**PROBLEM TO WORK ON**.
Identify the lines containing the word "document". Copy each one.
-- begin EXTRACTED DATA --
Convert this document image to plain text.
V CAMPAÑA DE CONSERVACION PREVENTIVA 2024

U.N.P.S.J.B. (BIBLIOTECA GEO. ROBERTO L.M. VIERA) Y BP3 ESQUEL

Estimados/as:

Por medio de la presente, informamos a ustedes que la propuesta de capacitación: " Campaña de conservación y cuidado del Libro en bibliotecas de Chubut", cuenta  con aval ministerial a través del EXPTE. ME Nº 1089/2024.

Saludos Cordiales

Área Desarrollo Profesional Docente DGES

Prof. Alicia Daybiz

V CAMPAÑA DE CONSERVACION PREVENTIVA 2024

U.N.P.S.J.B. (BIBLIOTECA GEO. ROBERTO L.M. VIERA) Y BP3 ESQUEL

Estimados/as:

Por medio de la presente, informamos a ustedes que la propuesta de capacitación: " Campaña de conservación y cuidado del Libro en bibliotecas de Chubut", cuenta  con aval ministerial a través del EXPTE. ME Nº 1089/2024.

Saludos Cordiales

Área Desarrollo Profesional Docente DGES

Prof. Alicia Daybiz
-- end EXTRACTED DATA --
-- begin EXTRACTED DATA --
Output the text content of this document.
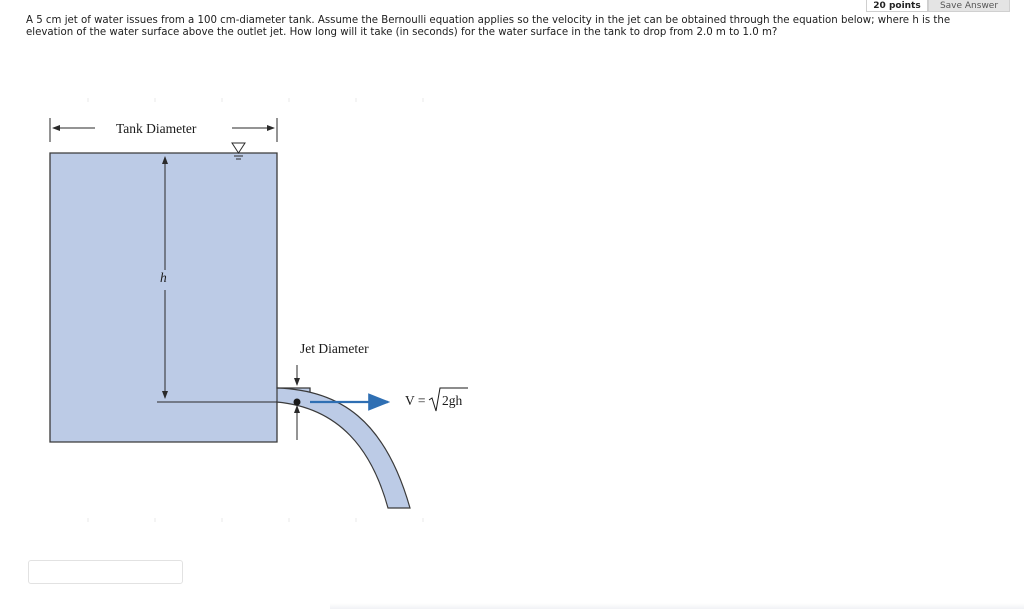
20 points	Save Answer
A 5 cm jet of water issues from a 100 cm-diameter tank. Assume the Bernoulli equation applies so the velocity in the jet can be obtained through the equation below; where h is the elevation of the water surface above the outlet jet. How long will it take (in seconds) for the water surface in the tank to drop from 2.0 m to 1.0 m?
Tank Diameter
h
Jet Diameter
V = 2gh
-- end EXTRACTED DATA --
**RESPONSE**.
Convert this document image to plain text.
Output the text content of this document.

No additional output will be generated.